EXERCISE REQUIREMENTS: In the listing below, locate the lines that hold the string "网站模板". Copy those lines.

··· MATERIAL PROVIDED

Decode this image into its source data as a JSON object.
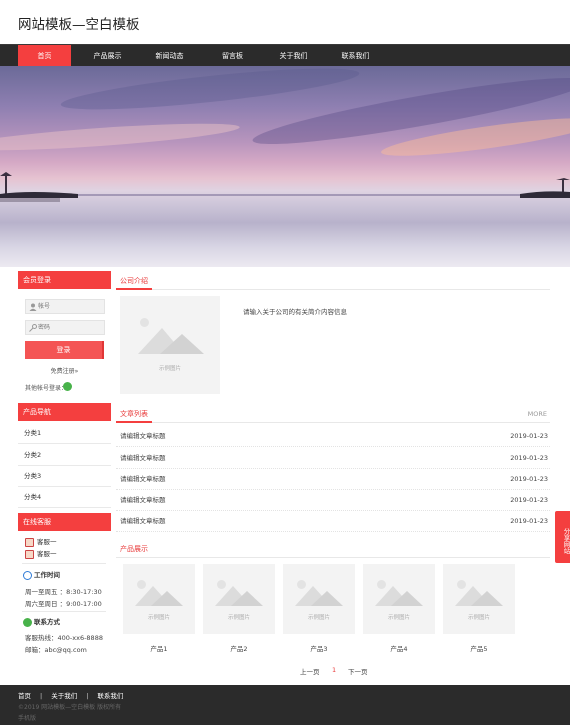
{
  "site": {
    "title": "网站模板—空白模板"
  },
  "nav": {
    "items": [
      "首页",
      "产品展示",
      "新闻动态",
      "留言板",
      "关于我们",
      "联系我们"
    ],
    "active": 0,
    "accent": "#f43f3f",
    "bg": "#2b2b2b"
  },
  "login": {
    "title": "会员登录",
    "username_placeholder": "帐号",
    "password_placeholder": "密码",
    "button": "登录",
    "register": "免费注册»",
    "other_login": "其他帐号登录："
  },
  "product_nav": {
    "title": "产品导航",
    "items": [
      "分类1",
      "分类2",
      "分类3",
      "分类4"
    ]
  },
  "online_service": {
    "title": "在线客服",
    "agents": [
      "客服一",
      "客服一"
    ],
    "work_time_title": "工作时间",
    "work_time_lines": [
      "周一至周五 ：8:30-17:30",
      "周六至周日 ：9:00-17:00"
    ],
    "contact_title": "联系方式",
    "contact_lines": [
      "客服热线：400-xx6-8888",
      "邮箱：abc@qq.com"
    ]
  },
  "company": {
    "title": "公司介绍",
    "image_caption": "示例图片",
    "text": "请输入关于公司的有关简介内容信息"
  },
  "articles": {
    "title": "文章列表",
    "more": "MORE",
    "items": [
      {
        "title": "请编辑文章标题",
        "date": "2019-01-23"
      },
      {
        "title": "请编辑文章标题",
        "date": "2019-01-23"
      },
      {
        "title": "请编辑文章标题",
        "date": "2019-01-23"
      },
      {
        "title": "请编辑文章标题",
        "date": "2019-01-23"
      },
      {
        "title": "请编辑文章标题",
        "date": "2019-01-23"
      }
    ]
  },
  "products": {
    "title": "产品展示",
    "image_caption": "示例图片",
    "items": [
      "产品1",
      "产品2",
      "产品3",
      "产品4",
      "产品5"
    ]
  },
  "pager": {
    "prev": "上一页",
    "current": "1",
    "next": "下一页"
  },
  "share": {
    "label": "分享网站"
  },
  "footer": {
    "links": [
      "首页",
      "关于我们",
      "联系我们"
    ],
    "copyright": "©2019 网站模板—空白模板 版权所有",
    "mobile": "手机版"
  },
  "icons": {
    "user": "user-icon",
    "key": "key-icon",
    "wechat": "wechat-icon",
    "clock": "clock-icon",
    "phone": "contact-icon"
  }
}
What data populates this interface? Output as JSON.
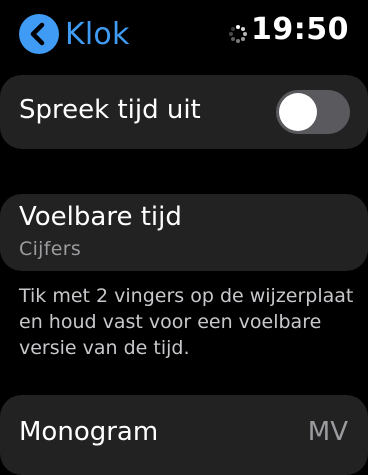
{
  "nav": {
    "back_label": "Klok",
    "time": "19:50"
  },
  "speak_time": {
    "label": "Spreek tijd uit",
    "enabled": false
  },
  "tactile_time": {
    "label": "Voelbare tijd",
    "value": "Cijfers",
    "footnote": "Tik met 2 vingers op de wijzerplaat en houd vast voor een voelbare versie van de tijd."
  },
  "monogram": {
    "label": "Monogram",
    "value": "MV"
  },
  "colors": {
    "accent": "#3f9bf4",
    "card": "#222222",
    "secondary_text": "#9c9ca0"
  }
}
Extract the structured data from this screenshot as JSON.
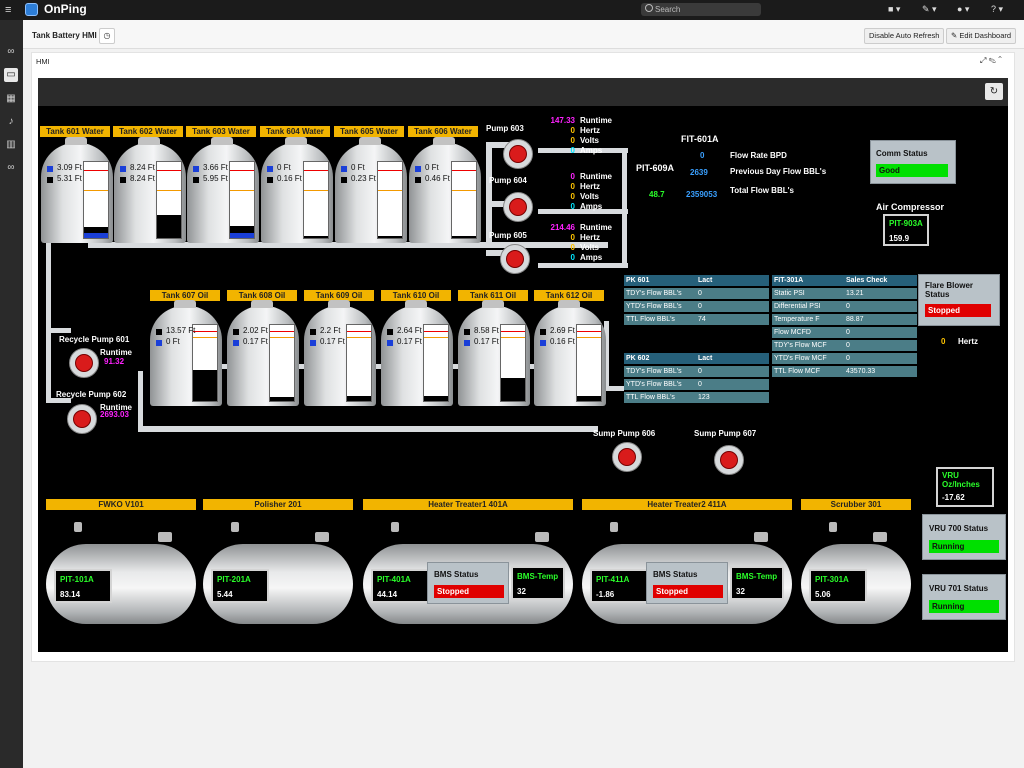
{
  "app": {
    "name": "OnPing"
  },
  "search": {
    "placeholder": "Search"
  },
  "dashboard": {
    "title": "Tank Battery HMI",
    "disable_refresh": "Disable Auto Refresh",
    "edit": "Edit Dashboard",
    "panel_title": "HMI"
  },
  "tanks_top": [
    {
      "name": "Tank 601 Water",
      "v1": "3.09 Ft",
      "v2": "5.31 Ft",
      "fill": 0.14,
      "blue": 0.07
    },
    {
      "name": "Tank 602 Water",
      "v1": "8.24 Ft",
      "v2": "8.24 Ft",
      "fill": 0.3,
      "blue": 0.0
    },
    {
      "name": "Tank 603 Water",
      "v1": "3.66 Ft",
      "v2": "5.95 Ft",
      "fill": 0.16,
      "blue": 0.06
    },
    {
      "name": "Tank 604 Water",
      "v1": "0 Ft",
      "v2": "0.16 Ft",
      "fill": 0.02,
      "blue": 0.0
    },
    {
      "name": "Tank 605 Water",
      "v1": "0 Ft",
      "v2": "0.23 Ft",
      "fill": 0.02,
      "blue": 0.0
    },
    {
      "name": "Tank 606 Water",
      "v1": "0 Ft",
      "v2": "0.46 Ft",
      "fill": 0.03,
      "blue": 0.0
    }
  ],
  "tanks_bottom": [
    {
      "name": "Tank 607 Oil",
      "v1": "13.57 Ft",
      "v2": "0 Ft",
      "fill": 0.4
    },
    {
      "name": "Tank 608 Oil",
      "v1": "2.02 Ft",
      "v2": "0.17 Ft",
      "fill": 0.05
    },
    {
      "name": "Tank 609 Oil",
      "v1": "2.2 Ft",
      "v2": "0.17 Ft",
      "fill": 0.06
    },
    {
      "name": "Tank 610 Oil",
      "v1": "2.64 Ft",
      "v2": "0.17 Ft",
      "fill": 0.06
    },
    {
      "name": "Tank 611 Oil",
      "v1": "8.58 Ft",
      "v2": "0.17 Ft",
      "fill": 0.3
    },
    {
      "name": "Tank 612 Oil",
      "v1": "2.69 Ft",
      "v2": "0.16 Ft",
      "fill": 0.07
    }
  ],
  "pumps": [
    {
      "name": "Pump 603",
      "runtime": "147.33",
      "hertz": "0",
      "volts": "0",
      "amps": "0"
    },
    {
      "name": "Pump 604",
      "runtime": "0",
      "hertz": "0",
      "volts": "0",
      "amps": "0"
    },
    {
      "name": "Pump 605",
      "runtime": "214.46",
      "hertz": "0",
      "volts": "0",
      "amps": "0"
    }
  ],
  "pump_labels": {
    "runtime": "Runtime",
    "hertz": "Hertz",
    "volts": "Volts",
    "amps": "Amps"
  },
  "recycle": [
    {
      "name": "Recycle Pump 601",
      "label": "Runtime",
      "value": "91.32"
    },
    {
      "name": "Recycle Pump 602",
      "label": "Runtime",
      "value": "2693.03"
    }
  ],
  "sump": [
    "Sump Pump 606",
    "Sump Pump 607"
  ],
  "fit601": {
    "title": "FIT-601A",
    "pit": "PIT-609A",
    "pit_value": "48.7",
    "rate_value": "0",
    "rate_label": "Flow Rate BPD",
    "prev_value": "2639",
    "prev_label": "Previous Day Flow BBL's",
    "total_value": "2359053",
    "total_label": "Total Flow BBL's"
  },
  "comm": {
    "title": "Comm Status",
    "value": "Good"
  },
  "air": {
    "title": "Air Compressor",
    "tag": "PIT-903A",
    "value": "159.9"
  },
  "flare": {
    "title": "Flare Blower Status",
    "value": "Stopped",
    "hz_value": "0",
    "hz_label": "Hertz"
  },
  "pk601": {
    "headers": [
      "PK 601",
      "Lact"
    ],
    "rows": [
      [
        "TDY's Flow BBL's",
        "0"
      ],
      [
        "YTD's Flow BBL's",
        "0"
      ],
      [
        "TTL Flow BBL's",
        "74"
      ]
    ]
  },
  "pk602": {
    "headers": [
      "PK 602",
      "Lact"
    ],
    "rows": [
      [
        "TDY's Flow BBL's",
        "0"
      ],
      [
        "YTD's Flow BBL's",
        "0"
      ],
      [
        "TTL Flow BBL's",
        "123"
      ]
    ]
  },
  "fit301": {
    "headers": [
      "FIT-301A",
      "Sales Check"
    ],
    "rows": [
      [
        "Static PSI",
        "13.21"
      ],
      [
        "Differential PSI",
        "0"
      ],
      [
        "Temperature F",
        "88.87"
      ],
      [
        "Flow MCFD",
        "0"
      ],
      [
        "TDY's Flow MCF",
        "0"
      ],
      [
        "YTD's Flow MCF",
        "0"
      ],
      [
        "TTL Flow MCF",
        "43570.33"
      ]
    ]
  },
  "vru": {
    "title": "VRU Oz/Inches",
    "value": "-17.62"
  },
  "vru700": {
    "title": "VRU 700 Status",
    "value": "Running"
  },
  "vru701": {
    "title": "VRU 701 Status",
    "value": "Running"
  },
  "vessels": [
    {
      "name": "FWKO V101",
      "tag": "PIT-101A",
      "value": "83.14"
    },
    {
      "name": "Polisher 201",
      "tag": "PIT-201A",
      "value": "5.44"
    },
    {
      "name": "Heater Treater1 401A",
      "tag": "PIT-401A",
      "value": "44.14",
      "bms": "BMS Status",
      "bms_value": "Stopped",
      "temp": "BMS-Temp",
      "temp_value": "32"
    },
    {
      "name": "Heater Treater2 411A",
      "tag": "PIT-411A",
      "value": "-1.86",
      "bms": "BMS Status",
      "bms_value": "Stopped",
      "temp": "BMS-Temp",
      "temp_value": "32"
    },
    {
      "name": "Scrubber 301",
      "tag": "PIT-301A",
      "value": "5.06"
    }
  ],
  "colors": {
    "runtime": "#ff22ff",
    "hertz": "#ffc400",
    "volts": "#ffc400",
    "amps": "#00e5ff",
    "green": "#2aff2a",
    "blue": "#3aa0ff"
  }
}
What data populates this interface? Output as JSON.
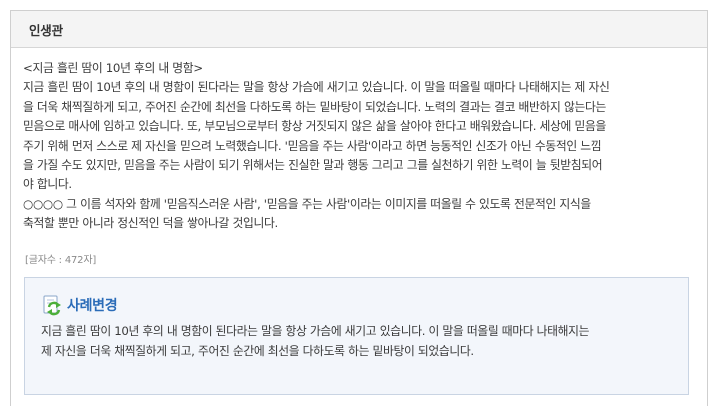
{
  "panel": {
    "title": "인생관"
  },
  "essay": {
    "lines": [
      "<지금 흘린 땀이 10년 후의 내 명함>",
      "지금 흘린 땀이 10년 후의 내 명함이 된다라는 말을 항상 가슴에 새기고 있습니다. 이 말을 떠올릴 때마다 나태해지는 제 자신",
      "을 더욱 채찍질하게 되고, 주어진 순간에 최선을 다하도록 하는 밑바탕이 되었습니다. 노력의 결과는 결코 배반하지 않는다는",
      "믿음으로 매사에 임하고 있습니다. 또, 부모님으로부터 항상 거짓되지 않은 삶을 살아야 한다고 배워왔습니다. 세상에 믿음을",
      "주기 위해 먼저 스스로 제 자신을 믿으려 노력했습니다. '믿음을 주는 사람'이라고 하면 능동적인 신조가 아닌 수동적인 느낌",
      "을 가질 수도 있지만, 믿음을 주는 사람이 되기 위해서는 진실한 말과 행동 그리고 그를 실천하기 위한 노력이 늘 뒷받침되어",
      "야 합니다.",
      "○○○○ 그 이름 석자와 함께 '믿음직스러운 사람', '믿음을 주는 사람'이라는 이미지를 떠올릴 수 있도록 전문적인 지식을",
      "축적할 뿐만 아니라 정신적인 덕을 쌓아나갈 것입니다."
    ],
    "char_count": "[글자수 : 472자]"
  },
  "example": {
    "title": "사례변경",
    "icon": "refresh-document-icon",
    "lines": [
      "지금 흘린 땀이 10년 후의 내 명함이 된다라는 말을 항상 가슴에 새기고 있습니다. 이 말을 떠올릴 때마다 나태해지는",
      "제 자신을 더욱 채찍질하게 되고, 주어진 순간에 최선을 다하도록 하는 밑바탕이 되었습니다."
    ]
  },
  "colors": {
    "header_bg": "#f4f4f4",
    "border": "#cfcfcf",
    "example_bg": "#f3f6fb",
    "example_border": "#c9d4e3",
    "example_title": "#2b6cb8",
    "icon_green": "#4caf3a"
  }
}
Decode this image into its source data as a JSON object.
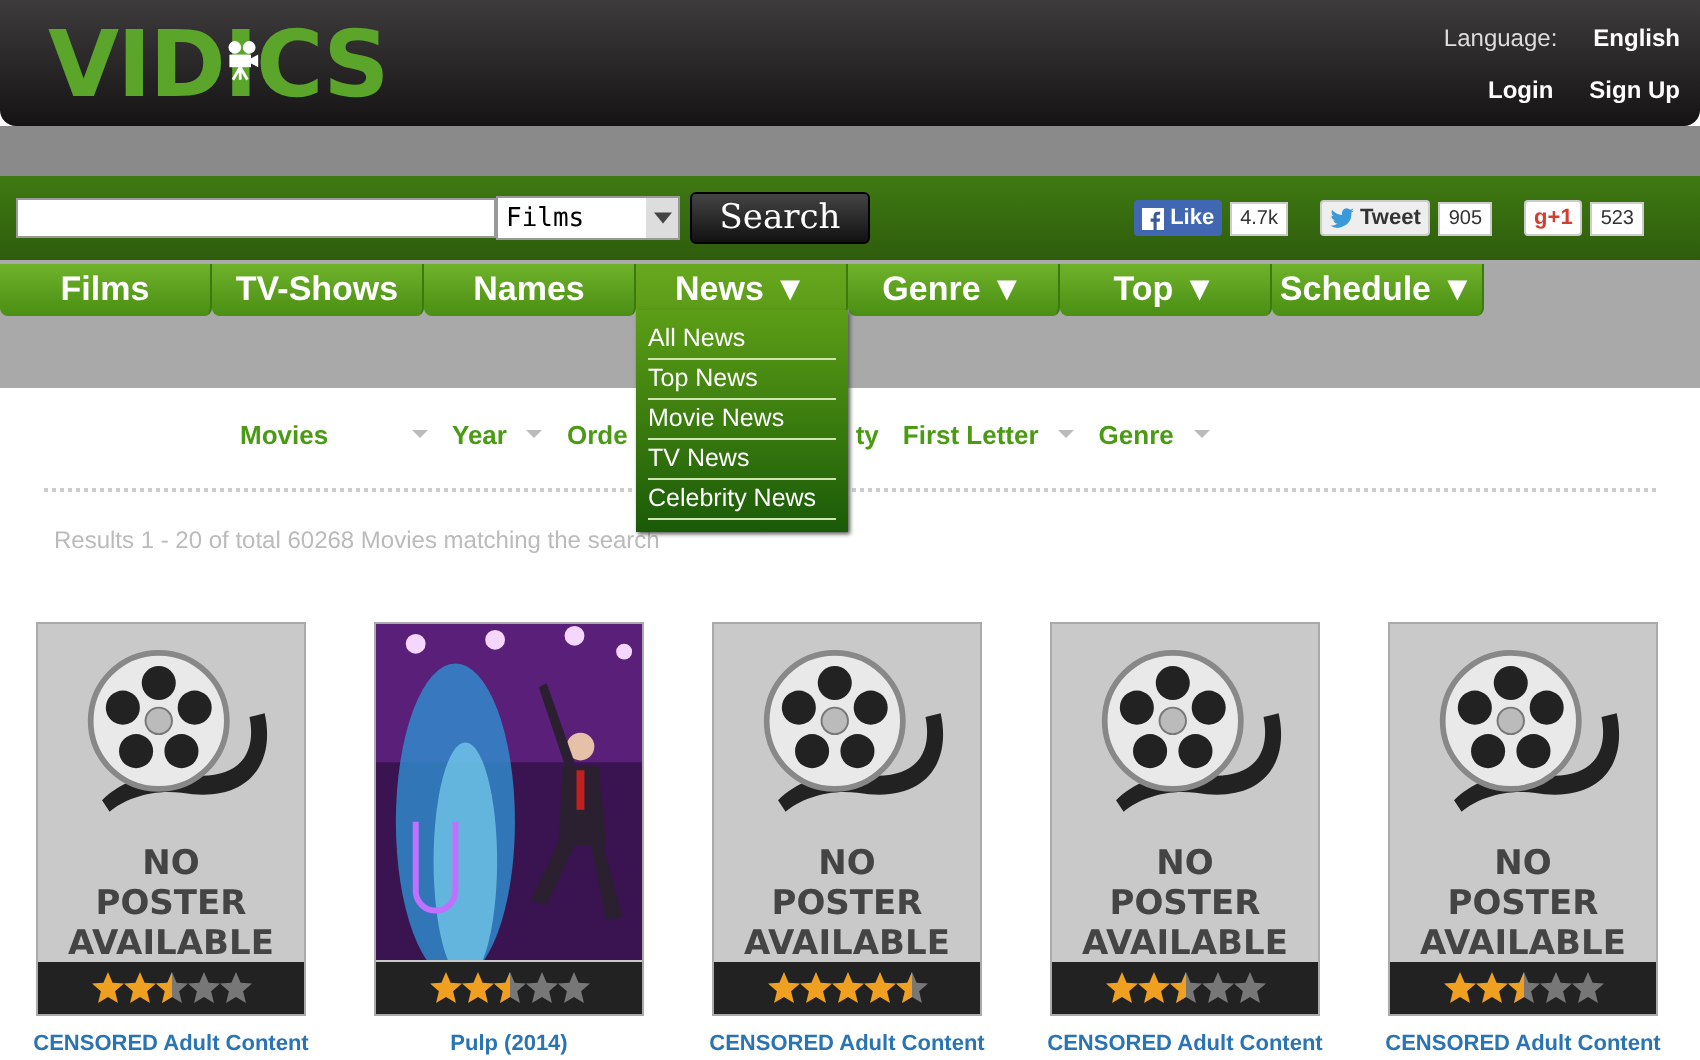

······

THE RESPONSE:
    "title": "网站模板—空白模板"
    "copyright": "©2019 网站模板—空白模板 版权所有",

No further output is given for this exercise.